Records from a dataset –
'''
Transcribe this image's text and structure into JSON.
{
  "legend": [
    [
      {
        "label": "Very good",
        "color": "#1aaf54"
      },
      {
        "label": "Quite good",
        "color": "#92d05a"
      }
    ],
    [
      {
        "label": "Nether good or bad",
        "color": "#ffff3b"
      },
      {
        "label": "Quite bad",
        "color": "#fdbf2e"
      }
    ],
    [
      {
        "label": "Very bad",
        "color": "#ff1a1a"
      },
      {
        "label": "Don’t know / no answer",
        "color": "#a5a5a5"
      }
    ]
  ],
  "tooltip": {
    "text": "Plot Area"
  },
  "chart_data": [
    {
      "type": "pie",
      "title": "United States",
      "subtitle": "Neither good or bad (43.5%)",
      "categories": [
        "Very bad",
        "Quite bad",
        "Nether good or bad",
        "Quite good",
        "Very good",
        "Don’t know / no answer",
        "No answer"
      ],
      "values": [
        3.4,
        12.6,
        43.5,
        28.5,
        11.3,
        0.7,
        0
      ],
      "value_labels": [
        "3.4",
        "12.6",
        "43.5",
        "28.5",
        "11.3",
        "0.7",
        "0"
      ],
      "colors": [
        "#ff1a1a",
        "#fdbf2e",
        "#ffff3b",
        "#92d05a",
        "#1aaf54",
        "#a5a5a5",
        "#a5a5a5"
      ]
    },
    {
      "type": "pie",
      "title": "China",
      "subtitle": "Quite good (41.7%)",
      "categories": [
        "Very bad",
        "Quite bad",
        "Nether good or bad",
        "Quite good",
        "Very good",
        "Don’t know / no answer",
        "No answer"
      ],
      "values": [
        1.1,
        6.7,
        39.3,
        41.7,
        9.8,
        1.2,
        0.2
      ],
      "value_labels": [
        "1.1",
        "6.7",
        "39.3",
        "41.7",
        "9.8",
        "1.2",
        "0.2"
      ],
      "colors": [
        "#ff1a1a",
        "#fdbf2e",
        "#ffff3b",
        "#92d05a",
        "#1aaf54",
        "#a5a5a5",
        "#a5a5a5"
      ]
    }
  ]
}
'''
EXERCISE REQUIREMENTS – Nothing should be changed: write out all of the data as is.

WRITTEN SOLUTION –
Transcribe this image's text and structure into JSON.
{
  "legend": [
    [
      {
        "label": "Very good",
        "color": "#1aaf54"
      },
      {
        "label": "Quite good",
        "color": "#92d05a"
      }
    ],
    [
      {
        "label": "Nether good or bad",
        "color": "#ffff3b"
      },
      {
        "label": "Quite bad",
        "color": "#fdbf2e"
      }
    ],
    [
      {
        "label": "Very bad",
        "color": "#ff1a1a"
      },
      {
        "label": "Don’t know / no answer",
        "color": "#a5a5a5"
      }
    ]
  ],
  "tooltip": {
    "text": "Plot Area"
  },
  "chart_data": [
    {
      "type": "pie",
      "title": "United States",
      "subtitle": "Neither good or bad (43.5%)",
      "categories": [
        "Very bad",
        "Quite bad",
        "Nether good or bad",
        "Quite good",
        "Very good",
        "Don’t know / no answer",
        "No answer"
      ],
      "values": [
        3.4,
        12.6,
        43.5,
        28.5,
        11.3,
        0.7,
        0
      ],
      "value_labels": [
        "3.4",
        "12.6",
        "43.5",
        "28.5",
        "11.3",
        "0.7",
        "0"
      ],
      "colors": [
        "#ff1a1a",
        "#fdbf2e",
        "#ffff3b",
        "#92d05a",
        "#1aaf54",
        "#a5a5a5",
        "#a5a5a5"
      ]
    },
    {
      "type": "pie",
      "title": "China",
      "subtitle": "Quite good (41.7%)",
      "categories": [
        "Very bad",
        "Quite bad",
        "Nether good or bad",
        "Quite good",
        "Very good",
        "Don’t know / no answer",
        "No answer"
      ],
      "values": [
        1.1,
        6.7,
        39.3,
        41.7,
        9.8,
        1.2,
        0.2
      ],
      "value_labels": [
        "1.1",
        "6.7",
        "39.3",
        "41.7",
        "9.8",
        "1.2",
        "0.2"
      ],
      "colors": [
        "#ff1a1a",
        "#fdbf2e",
        "#ffff3b",
        "#92d05a",
        "#1aaf54",
        "#a5a5a5",
        "#a5a5a5"
      ]
    }
  ]
}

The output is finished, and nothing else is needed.